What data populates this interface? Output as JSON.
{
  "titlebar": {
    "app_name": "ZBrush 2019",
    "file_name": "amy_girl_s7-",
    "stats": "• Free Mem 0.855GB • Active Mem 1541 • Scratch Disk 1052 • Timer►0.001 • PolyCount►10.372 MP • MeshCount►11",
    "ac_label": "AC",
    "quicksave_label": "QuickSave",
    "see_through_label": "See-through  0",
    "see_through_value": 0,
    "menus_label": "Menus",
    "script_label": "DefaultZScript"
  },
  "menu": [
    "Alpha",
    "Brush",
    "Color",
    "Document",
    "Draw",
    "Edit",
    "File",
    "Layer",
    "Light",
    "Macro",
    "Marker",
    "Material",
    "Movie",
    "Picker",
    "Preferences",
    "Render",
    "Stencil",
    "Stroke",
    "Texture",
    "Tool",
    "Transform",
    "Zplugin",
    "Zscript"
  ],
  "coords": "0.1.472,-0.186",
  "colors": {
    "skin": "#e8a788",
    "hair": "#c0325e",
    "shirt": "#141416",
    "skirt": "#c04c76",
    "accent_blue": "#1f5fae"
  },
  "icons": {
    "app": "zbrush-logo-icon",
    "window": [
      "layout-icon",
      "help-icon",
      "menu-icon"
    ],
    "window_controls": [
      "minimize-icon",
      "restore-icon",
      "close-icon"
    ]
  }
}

=======

Goal: Produce an exact copy of the whole listing.

Result for this task:
What data populates this interface? Output as JSON.
{
  "titlebar": {
    "app_name": "ZBrush 2019",
    "file_name": "amy_girl_s7-",
    "stats": "• Free Mem 0.855GB • Active Mem 1541 • Scratch Disk 1052 • Timer►0.001 • PolyCount►10.372 MP • MeshCount►11",
    "ac_label": "AC",
    "quicksave_label": "QuickSave",
    "see_through_label": "See-through  0",
    "see_through_value": 0,
    "menus_label": "Menus",
    "script_label": "DefaultZScript"
  },
  "menu": [
    "Alpha",
    "Brush",
    "Color",
    "Document",
    "Draw",
    "Edit",
    "File",
    "Layer",
    "Light",
    "Macro",
    "Marker",
    "Material",
    "Movie",
    "Picker",
    "Preferences",
    "Render",
    "Stencil",
    "Stroke",
    "Texture",
    "Tool",
    "Transform",
    "Zplugin",
    "Zscript"
  ],
  "coords": "0.1.472,-0.186",
  "colors": {
    "skin": "#e8a788",
    "hair": "#c0325e",
    "shirt": "#141416",
    "skirt": "#c04c76",
    "accent_blue": "#1f5fae"
  },
  "icons": {
    "app": "zbrush-logo-icon",
    "window": [
      "layout-icon",
      "help-icon",
      "menu-icon"
    ],
    "window_controls": [
      "minimize-icon",
      "restore-icon",
      "close-icon"
    ]
  }
}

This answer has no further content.